EXERCISE.
Count the lines below that contain the word "from" and give only the number.

DATA PROVIDED.
# # # # # # #
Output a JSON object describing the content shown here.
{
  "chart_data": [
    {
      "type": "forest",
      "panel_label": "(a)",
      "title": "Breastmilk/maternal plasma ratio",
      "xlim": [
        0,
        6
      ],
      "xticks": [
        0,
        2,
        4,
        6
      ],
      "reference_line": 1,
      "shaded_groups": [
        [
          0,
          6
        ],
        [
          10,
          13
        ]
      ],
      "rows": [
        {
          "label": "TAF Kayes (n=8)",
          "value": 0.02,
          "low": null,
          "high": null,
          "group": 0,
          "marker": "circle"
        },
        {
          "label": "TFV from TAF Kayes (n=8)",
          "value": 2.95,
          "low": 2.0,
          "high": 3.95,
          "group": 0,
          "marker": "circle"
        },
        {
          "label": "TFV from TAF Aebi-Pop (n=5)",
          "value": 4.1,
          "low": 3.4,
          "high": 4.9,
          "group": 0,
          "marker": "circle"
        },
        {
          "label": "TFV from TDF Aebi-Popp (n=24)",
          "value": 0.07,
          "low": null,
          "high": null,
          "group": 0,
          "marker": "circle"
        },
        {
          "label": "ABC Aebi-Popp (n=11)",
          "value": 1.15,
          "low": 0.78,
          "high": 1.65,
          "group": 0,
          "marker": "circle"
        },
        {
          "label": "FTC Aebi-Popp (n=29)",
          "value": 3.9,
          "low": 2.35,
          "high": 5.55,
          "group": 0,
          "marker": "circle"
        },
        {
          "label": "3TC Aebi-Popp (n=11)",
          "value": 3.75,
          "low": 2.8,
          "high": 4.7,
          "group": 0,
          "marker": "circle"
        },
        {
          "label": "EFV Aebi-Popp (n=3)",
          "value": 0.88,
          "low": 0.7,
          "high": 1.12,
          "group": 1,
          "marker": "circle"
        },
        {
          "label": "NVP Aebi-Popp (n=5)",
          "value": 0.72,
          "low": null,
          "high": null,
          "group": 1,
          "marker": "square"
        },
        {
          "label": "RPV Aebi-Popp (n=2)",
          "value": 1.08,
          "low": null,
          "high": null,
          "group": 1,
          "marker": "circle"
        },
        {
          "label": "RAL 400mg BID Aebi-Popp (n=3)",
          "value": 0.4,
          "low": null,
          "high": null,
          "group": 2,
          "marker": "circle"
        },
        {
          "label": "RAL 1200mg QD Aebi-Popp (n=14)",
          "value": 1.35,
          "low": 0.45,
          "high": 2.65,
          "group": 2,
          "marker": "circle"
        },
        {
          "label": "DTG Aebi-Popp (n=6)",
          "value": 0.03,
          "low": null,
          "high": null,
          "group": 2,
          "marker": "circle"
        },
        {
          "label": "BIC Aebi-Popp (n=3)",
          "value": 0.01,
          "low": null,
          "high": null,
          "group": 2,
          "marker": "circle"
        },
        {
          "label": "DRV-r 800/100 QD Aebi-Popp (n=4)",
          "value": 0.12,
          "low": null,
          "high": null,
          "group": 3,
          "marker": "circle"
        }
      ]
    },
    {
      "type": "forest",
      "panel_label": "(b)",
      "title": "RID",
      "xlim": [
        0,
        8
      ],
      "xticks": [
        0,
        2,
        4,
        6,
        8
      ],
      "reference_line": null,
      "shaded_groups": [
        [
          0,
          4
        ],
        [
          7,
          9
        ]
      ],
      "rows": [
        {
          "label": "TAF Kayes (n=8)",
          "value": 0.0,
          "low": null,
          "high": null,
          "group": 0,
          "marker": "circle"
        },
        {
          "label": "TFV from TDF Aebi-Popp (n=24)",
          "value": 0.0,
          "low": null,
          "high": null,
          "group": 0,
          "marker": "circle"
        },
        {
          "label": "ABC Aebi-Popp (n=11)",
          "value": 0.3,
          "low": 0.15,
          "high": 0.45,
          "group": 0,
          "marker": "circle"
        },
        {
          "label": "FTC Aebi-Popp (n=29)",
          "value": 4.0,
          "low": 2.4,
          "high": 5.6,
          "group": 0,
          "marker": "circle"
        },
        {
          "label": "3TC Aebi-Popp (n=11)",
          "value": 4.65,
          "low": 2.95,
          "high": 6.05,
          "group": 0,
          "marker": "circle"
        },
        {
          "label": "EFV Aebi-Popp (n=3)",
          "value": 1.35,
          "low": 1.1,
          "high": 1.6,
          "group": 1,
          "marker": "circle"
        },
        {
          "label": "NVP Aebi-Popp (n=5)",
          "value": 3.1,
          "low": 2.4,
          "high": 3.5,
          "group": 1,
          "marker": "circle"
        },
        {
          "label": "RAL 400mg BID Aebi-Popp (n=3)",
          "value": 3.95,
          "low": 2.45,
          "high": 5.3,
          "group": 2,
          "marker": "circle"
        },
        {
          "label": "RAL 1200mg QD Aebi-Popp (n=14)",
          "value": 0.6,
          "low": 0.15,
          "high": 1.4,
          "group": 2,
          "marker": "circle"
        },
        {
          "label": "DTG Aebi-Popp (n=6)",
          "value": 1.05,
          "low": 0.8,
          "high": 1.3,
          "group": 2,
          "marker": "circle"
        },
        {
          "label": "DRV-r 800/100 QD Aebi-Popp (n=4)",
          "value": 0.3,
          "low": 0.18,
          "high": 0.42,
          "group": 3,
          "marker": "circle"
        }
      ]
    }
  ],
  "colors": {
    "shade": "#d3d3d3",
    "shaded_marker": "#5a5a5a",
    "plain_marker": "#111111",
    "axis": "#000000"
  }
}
# # # # # # #
ANSWER TO THE TASK.
4